_Supplied records_:
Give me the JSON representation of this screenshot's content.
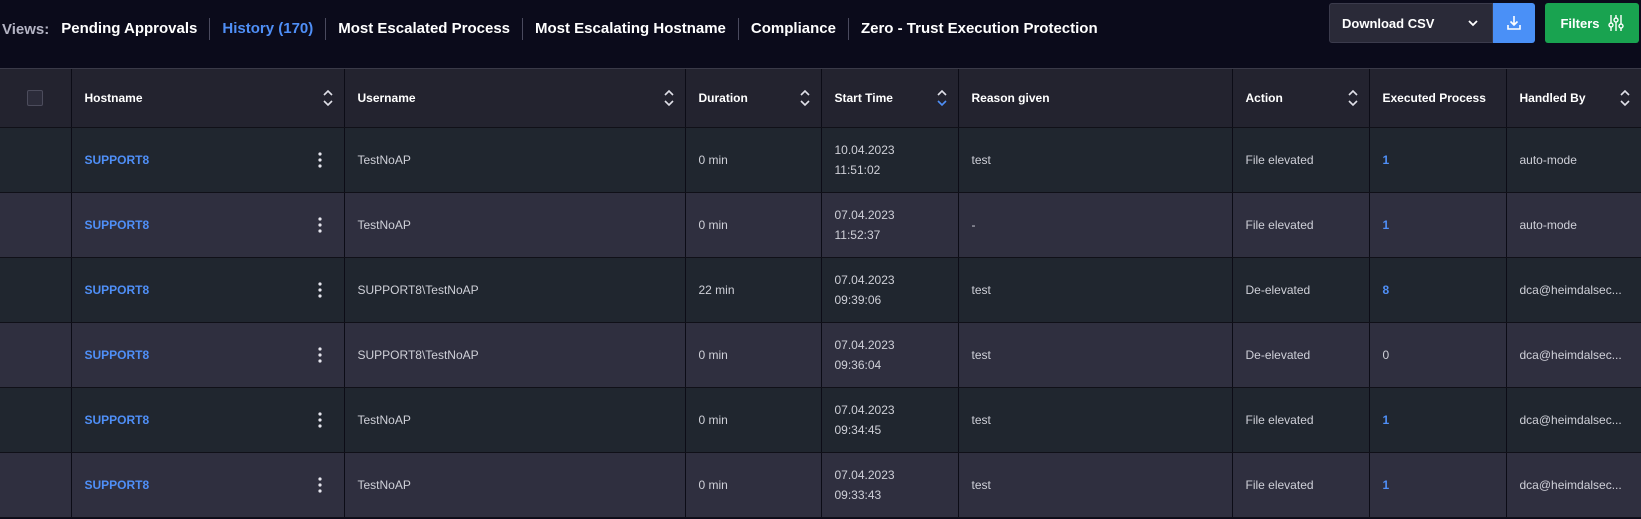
{
  "views": {
    "label": "Views:",
    "tabs": [
      {
        "label": "Pending Approvals",
        "active": false
      },
      {
        "label": "History (170)",
        "active": true
      },
      {
        "label": "Most Escalated Process",
        "active": false
      },
      {
        "label": "Most Escalating Hostname",
        "active": false
      },
      {
        "label": "Compliance",
        "active": false
      },
      {
        "label": "Zero - Trust Execution Protection",
        "active": false
      }
    ]
  },
  "toolbar": {
    "download_label": "Download CSV",
    "filters_label": "Filters",
    "download_icon": "download-icon",
    "filters_icon": "sliders-icon"
  },
  "colors": {
    "accent_blue": "#4f8ff7",
    "filters_green": "#19a350",
    "download_blue": "#4a90f7"
  },
  "table": {
    "columns": [
      {
        "label": "Hostname",
        "sortable": true
      },
      {
        "label": "Username",
        "sortable": true
      },
      {
        "label": "Duration",
        "sortable": true
      },
      {
        "label": "Start Time",
        "sortable": true,
        "sorted": "desc"
      },
      {
        "label": "Reason given",
        "sortable": false
      },
      {
        "label": "Action",
        "sortable": true
      },
      {
        "label": "Executed Process",
        "sortable": false
      },
      {
        "label": "Handled By",
        "sortable": true
      }
    ],
    "rows": [
      {
        "hostname": "SUPPORT8",
        "username": "TestNoAP",
        "duration": "0 min",
        "start_date": "10.04.2023",
        "start_time": "11:51:02",
        "reason": "test",
        "action": "File elevated",
        "executed": "1",
        "executed_link": true,
        "handled_by": "auto-mode"
      },
      {
        "hostname": "SUPPORT8",
        "username": "TestNoAP",
        "duration": "0 min",
        "start_date": "07.04.2023",
        "start_time": "11:52:37",
        "reason": "-",
        "action": "File elevated",
        "executed": "1",
        "executed_link": true,
        "handled_by": "auto-mode"
      },
      {
        "hostname": "SUPPORT8",
        "username": "SUPPORT8\\TestNoAP",
        "duration": "22 min",
        "start_date": "07.04.2023",
        "start_time": "09:39:06",
        "reason": "test",
        "action": "De-elevated",
        "executed": "8",
        "executed_link": true,
        "handled_by": "dca@heimdalsec..."
      },
      {
        "hostname": "SUPPORT8",
        "username": "SUPPORT8\\TestNoAP",
        "duration": "0 min",
        "start_date": "07.04.2023",
        "start_time": "09:36:04",
        "reason": "test",
        "action": "De-elevated",
        "executed": "0",
        "executed_link": false,
        "handled_by": "dca@heimdalsec..."
      },
      {
        "hostname": "SUPPORT8",
        "username": "TestNoAP",
        "duration": "0 min",
        "start_date": "07.04.2023",
        "start_time": "09:34:45",
        "reason": "test",
        "action": "File elevated",
        "executed": "1",
        "executed_link": true,
        "handled_by": "dca@heimdalsec..."
      },
      {
        "hostname": "SUPPORT8",
        "username": "TestNoAP",
        "duration": "0 min",
        "start_date": "07.04.2023",
        "start_time": "09:33:43",
        "reason": "test",
        "action": "File elevated",
        "executed": "1",
        "executed_link": true,
        "handled_by": "dca@heimdalsec..."
      }
    ]
  }
}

_What is asked_: Produce an exact copy of each line of data, skipping embedded images.

_Correct output_:
Give me the JSON representation of this screenshot's content.
{
  "views": {
    "label": "Views:",
    "tabs": [
      {
        "label": "Pending Approvals",
        "active": false
      },
      {
        "label": "History (170)",
        "active": true
      },
      {
        "label": "Most Escalated Process",
        "active": false
      },
      {
        "label": "Most Escalating Hostname",
        "active": false
      },
      {
        "label": "Compliance",
        "active": false
      },
      {
        "label": "Zero - Trust Execution Protection",
        "active": false
      }
    ]
  },
  "toolbar": {
    "download_label": "Download CSV",
    "filters_label": "Filters",
    "download_icon": "download-icon",
    "filters_icon": "sliders-icon"
  },
  "colors": {
    "accent_blue": "#4f8ff7",
    "filters_green": "#19a350",
    "download_blue": "#4a90f7"
  },
  "table": {
    "columns": [
      {
        "label": "Hostname",
        "sortable": true
      },
      {
        "label": "Username",
        "sortable": true
      },
      {
        "label": "Duration",
        "sortable": true
      },
      {
        "label": "Start Time",
        "sortable": true,
        "sorted": "desc"
      },
      {
        "label": "Reason given",
        "sortable": false
      },
      {
        "label": "Action",
        "sortable": true
      },
      {
        "label": "Executed Process",
        "sortable": false
      },
      {
        "label": "Handled By",
        "sortable": true
      }
    ],
    "rows": [
      {
        "hostname": "SUPPORT8",
        "username": "TestNoAP",
        "duration": "0 min",
        "start_date": "10.04.2023",
        "start_time": "11:51:02",
        "reason": "test",
        "action": "File elevated",
        "executed": "1",
        "executed_link": true,
        "handled_by": "auto-mode"
      },
      {
        "hostname": "SUPPORT8",
        "username": "TestNoAP",
        "duration": "0 min",
        "start_date": "07.04.2023",
        "start_time": "11:52:37",
        "reason": "-",
        "action": "File elevated",
        "executed": "1",
        "executed_link": true,
        "handled_by": "auto-mode"
      },
      {
        "hostname": "SUPPORT8",
        "username": "SUPPORT8\\TestNoAP",
        "duration": "22 min",
        "start_date": "07.04.2023",
        "start_time": "09:39:06",
        "reason": "test",
        "action": "De-elevated",
        "executed": "8",
        "executed_link": true,
        "handled_by": "dca@heimdalsec..."
      },
      {
        "hostname": "SUPPORT8",
        "username": "SUPPORT8\\TestNoAP",
        "duration": "0 min",
        "start_date": "07.04.2023",
        "start_time": "09:36:04",
        "reason": "test",
        "action": "De-elevated",
        "executed": "0",
        "executed_link": false,
        "handled_by": "dca@heimdalsec..."
      },
      {
        "hostname": "SUPPORT8",
        "username": "TestNoAP",
        "duration": "0 min",
        "start_date": "07.04.2023",
        "start_time": "09:34:45",
        "reason": "test",
        "action": "File elevated",
        "executed": "1",
        "executed_link": true,
        "handled_by": "dca@heimdalsec..."
      },
      {
        "hostname": "SUPPORT8",
        "username": "TestNoAP",
        "duration": "0 min",
        "start_date": "07.04.2023",
        "start_time": "09:33:43",
        "reason": "test",
        "action": "File elevated",
        "executed": "1",
        "executed_link": true,
        "handled_by": "dca@heimdalsec..."
      }
    ]
  }
}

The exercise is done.